Your objective: Without the pictures, return all of the material exactly as written.

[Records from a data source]

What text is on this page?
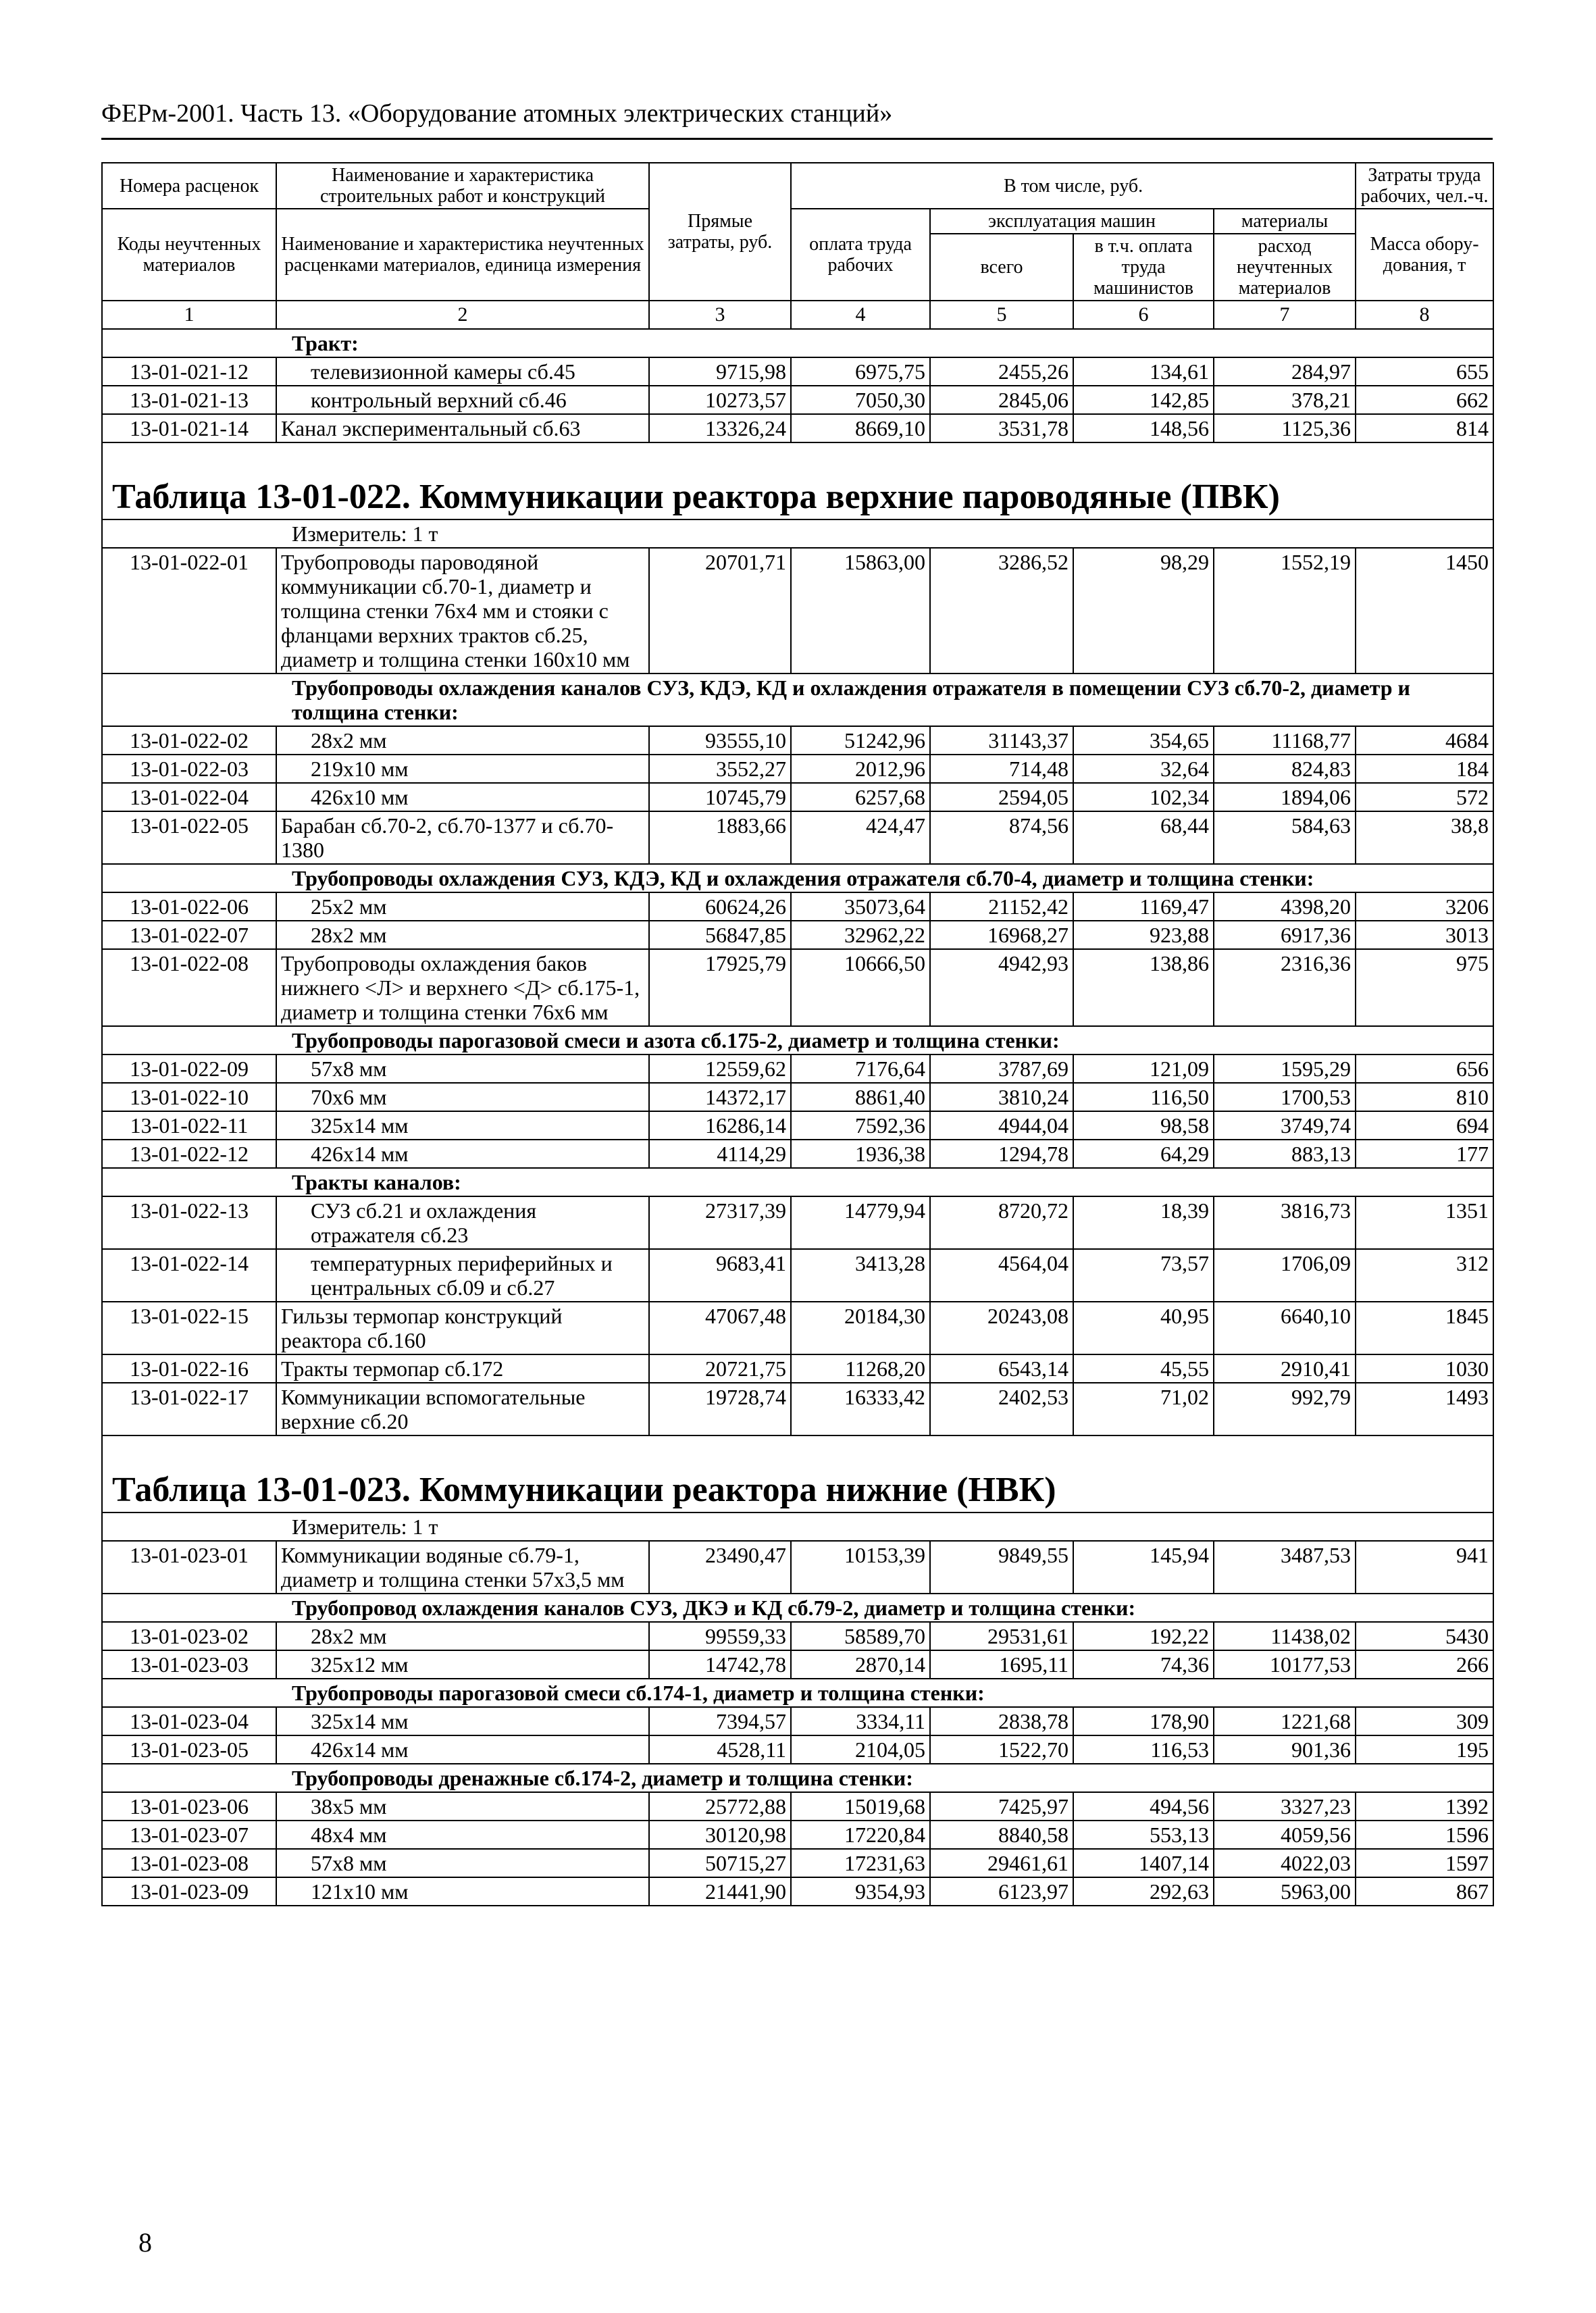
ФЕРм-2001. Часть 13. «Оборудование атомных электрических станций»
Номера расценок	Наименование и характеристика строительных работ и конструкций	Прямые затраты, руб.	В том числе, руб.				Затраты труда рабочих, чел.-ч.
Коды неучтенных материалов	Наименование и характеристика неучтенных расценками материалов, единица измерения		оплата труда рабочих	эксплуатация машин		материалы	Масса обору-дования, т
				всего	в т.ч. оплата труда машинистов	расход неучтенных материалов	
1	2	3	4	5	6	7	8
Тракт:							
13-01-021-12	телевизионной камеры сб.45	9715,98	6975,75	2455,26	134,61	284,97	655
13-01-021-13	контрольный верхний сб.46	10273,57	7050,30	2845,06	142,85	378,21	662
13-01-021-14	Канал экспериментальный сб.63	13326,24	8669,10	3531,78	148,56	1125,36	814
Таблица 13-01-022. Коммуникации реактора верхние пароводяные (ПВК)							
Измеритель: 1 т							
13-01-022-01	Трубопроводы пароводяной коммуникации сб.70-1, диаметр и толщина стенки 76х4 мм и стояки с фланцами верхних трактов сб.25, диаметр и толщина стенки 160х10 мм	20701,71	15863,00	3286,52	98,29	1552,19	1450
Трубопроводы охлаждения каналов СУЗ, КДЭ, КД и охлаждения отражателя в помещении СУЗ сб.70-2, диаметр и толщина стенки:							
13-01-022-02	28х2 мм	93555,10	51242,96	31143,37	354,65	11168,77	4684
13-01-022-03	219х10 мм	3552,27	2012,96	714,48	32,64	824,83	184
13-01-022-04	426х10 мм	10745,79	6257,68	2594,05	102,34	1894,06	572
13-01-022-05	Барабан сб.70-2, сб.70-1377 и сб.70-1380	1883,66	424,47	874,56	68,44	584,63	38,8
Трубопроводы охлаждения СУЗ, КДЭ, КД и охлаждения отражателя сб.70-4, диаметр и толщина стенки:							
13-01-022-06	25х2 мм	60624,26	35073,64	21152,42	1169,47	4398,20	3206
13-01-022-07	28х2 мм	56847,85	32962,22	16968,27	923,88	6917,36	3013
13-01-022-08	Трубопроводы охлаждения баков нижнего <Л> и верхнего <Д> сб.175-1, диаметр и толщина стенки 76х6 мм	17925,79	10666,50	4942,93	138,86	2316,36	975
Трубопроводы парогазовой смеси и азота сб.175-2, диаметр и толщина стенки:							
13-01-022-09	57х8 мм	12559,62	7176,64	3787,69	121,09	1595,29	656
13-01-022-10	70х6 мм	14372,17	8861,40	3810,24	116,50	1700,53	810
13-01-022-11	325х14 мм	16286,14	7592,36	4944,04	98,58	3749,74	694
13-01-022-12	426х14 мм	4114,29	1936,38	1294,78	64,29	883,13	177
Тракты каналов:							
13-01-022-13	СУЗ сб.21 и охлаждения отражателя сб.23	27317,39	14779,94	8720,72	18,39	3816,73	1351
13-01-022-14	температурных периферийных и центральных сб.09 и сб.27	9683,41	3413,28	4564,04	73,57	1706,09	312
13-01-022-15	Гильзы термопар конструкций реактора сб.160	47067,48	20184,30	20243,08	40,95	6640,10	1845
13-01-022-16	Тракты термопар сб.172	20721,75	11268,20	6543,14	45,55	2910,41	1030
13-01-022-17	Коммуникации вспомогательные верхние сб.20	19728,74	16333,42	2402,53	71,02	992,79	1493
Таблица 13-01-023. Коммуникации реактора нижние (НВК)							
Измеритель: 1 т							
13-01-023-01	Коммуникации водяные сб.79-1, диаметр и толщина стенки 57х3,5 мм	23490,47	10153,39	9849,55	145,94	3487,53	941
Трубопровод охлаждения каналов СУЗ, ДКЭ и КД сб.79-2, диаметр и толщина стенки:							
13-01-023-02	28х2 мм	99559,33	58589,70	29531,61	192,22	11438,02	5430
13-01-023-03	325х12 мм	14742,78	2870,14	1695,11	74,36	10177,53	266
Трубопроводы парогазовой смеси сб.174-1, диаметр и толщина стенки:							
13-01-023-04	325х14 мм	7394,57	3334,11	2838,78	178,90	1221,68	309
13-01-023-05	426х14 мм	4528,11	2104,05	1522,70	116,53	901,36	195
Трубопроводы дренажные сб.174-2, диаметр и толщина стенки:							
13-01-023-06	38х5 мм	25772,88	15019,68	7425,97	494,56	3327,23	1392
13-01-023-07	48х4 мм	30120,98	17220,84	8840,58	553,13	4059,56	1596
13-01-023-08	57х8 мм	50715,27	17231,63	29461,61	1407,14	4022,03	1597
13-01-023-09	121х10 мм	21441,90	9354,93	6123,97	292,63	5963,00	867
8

Task output:
What text is on this page?
ФЕРм-2001. Часть 13. «Оборудование атомных электрических станций»
Номера расценок	Наименование и характеристика строительных работ и конструкций	Прямые затраты, руб.	В том числе, руб.				Затраты труда рабочих, чел.-ч.
Коды неучтенных материалов	Наименование и характеристика неучтенных расценками материалов, единица измерения		оплата труда рабочих	эксплуатация машин		материалы	Масса обору-дования, т
				всего	в т.ч. оплата труда машинистов	расход неучтенных материалов	
1	2	3	4	5	6	7	8
Тракт:							
13-01-021-12	телевизионной камеры сб.45	9715,98	6975,75	2455,26	134,61	284,97	655
13-01-021-13	контрольный верхний сб.46	10273,57	7050,30	2845,06	142,85	378,21	662
13-01-021-14	Канал экспериментальный сб.63	13326,24	8669,10	3531,78	148,56	1125,36	814
Таблица 13-01-022. Коммуникации реактора верхние пароводяные (ПВК)							
Измеритель: 1 т							
13-01-022-01	Трубопроводы пароводяной коммуникации сб.70-1, диаметр и толщина стенки 76х4 мм и стояки с фланцами верхних трактов сб.25, диаметр и толщина стенки 160х10 мм	20701,71	15863,00	3286,52	98,29	1552,19	1450
Трубопроводы охлаждения каналов СУЗ, КДЭ, КД и охлаждения отражателя в помещении СУЗ сб.70-2, диаметр и толщина стенки:							
13-01-022-02	28х2 мм	93555,10	51242,96	31143,37	354,65	11168,77	4684
13-01-022-03	219х10 мм	3552,27	2012,96	714,48	32,64	824,83	184
13-01-022-04	426х10 мм	10745,79	6257,68	2594,05	102,34	1894,06	572
13-01-022-05	Барабан сб.70-2, сб.70-1377 и сб.70-1380	1883,66	424,47	874,56	68,44	584,63	38,8
Трубопроводы охлаждения СУЗ, КДЭ, КД и охлаждения отражателя сб.70-4, диаметр и толщина стенки:							
13-01-022-06	25х2 мм	60624,26	35073,64	21152,42	1169,47	4398,20	3206
13-01-022-07	28х2 мм	56847,85	32962,22	16968,27	923,88	6917,36	3013
13-01-022-08	Трубопроводы охлаждения баков нижнего <Л> и верхнего <Д> сб.175-1, диаметр и толщина стенки 76х6 мм	17925,79	10666,50	4942,93	138,86	2316,36	975
Трубопроводы парогазовой смеси и азота сб.175-2, диаметр и толщина стенки:							
13-01-022-09	57х8 мм	12559,62	7176,64	3787,69	121,09	1595,29	656
13-01-022-10	70х6 мм	14372,17	8861,40	3810,24	116,50	1700,53	810
13-01-022-11	325х14 мм	16286,14	7592,36	4944,04	98,58	3749,74	694
13-01-022-12	426х14 мм	4114,29	1936,38	1294,78	64,29	883,13	177
Тракты каналов:							
13-01-022-13	СУЗ сб.21 и охлаждения отражателя сб.23	27317,39	14779,94	8720,72	18,39	3816,73	1351
13-01-022-14	температурных периферийных и центральных сб.09 и сб.27	9683,41	3413,28	4564,04	73,57	1706,09	312
13-01-022-15	Гильзы термопар конструкций реактора сб.160	47067,48	20184,30	20243,08	40,95	6640,10	1845
13-01-022-16	Тракты термопар сб.172	20721,75	11268,20	6543,14	45,55	2910,41	1030
13-01-022-17	Коммуникации вспомогательные верхние сб.20	19728,74	16333,42	2402,53	71,02	992,79	1493
Таблица 13-01-023. Коммуникации реактора нижние (НВК)							
Измеритель: 1 т							
13-01-023-01	Коммуникации водяные сб.79-1, диаметр и толщина стенки 57х3,5 мм	23490,47	10153,39	9849,55	145,94	3487,53	941
Трубопровод охлаждения каналов СУЗ, ДКЭ и КД сб.79-2, диаметр и толщина стенки:							
13-01-023-02	28х2 мм	99559,33	58589,70	29531,61	192,22	11438,02	5430
13-01-023-03	325х12 мм	14742,78	2870,14	1695,11	74,36	10177,53	266
Трубопроводы парогазовой смеси сб.174-1, диаметр и толщина стенки:							
13-01-023-04	325х14 мм	7394,57	3334,11	2838,78	178,90	1221,68	309
13-01-023-05	426х14 мм	4528,11	2104,05	1522,70	116,53	901,36	195
Трубопроводы дренажные сб.174-2, диаметр и толщина стенки:							
13-01-023-06	38х5 мм	25772,88	15019,68	7425,97	494,56	3327,23	1392
13-01-023-07	48х4 мм	30120,98	17220,84	8840,58	553,13	4059,56	1596
13-01-023-08	57х8 мм	50715,27	17231,63	29461,61	1407,14	4022,03	1597
13-01-023-09	121х10 мм	21441,90	9354,93	6123,97	292,63	5963,00	867
8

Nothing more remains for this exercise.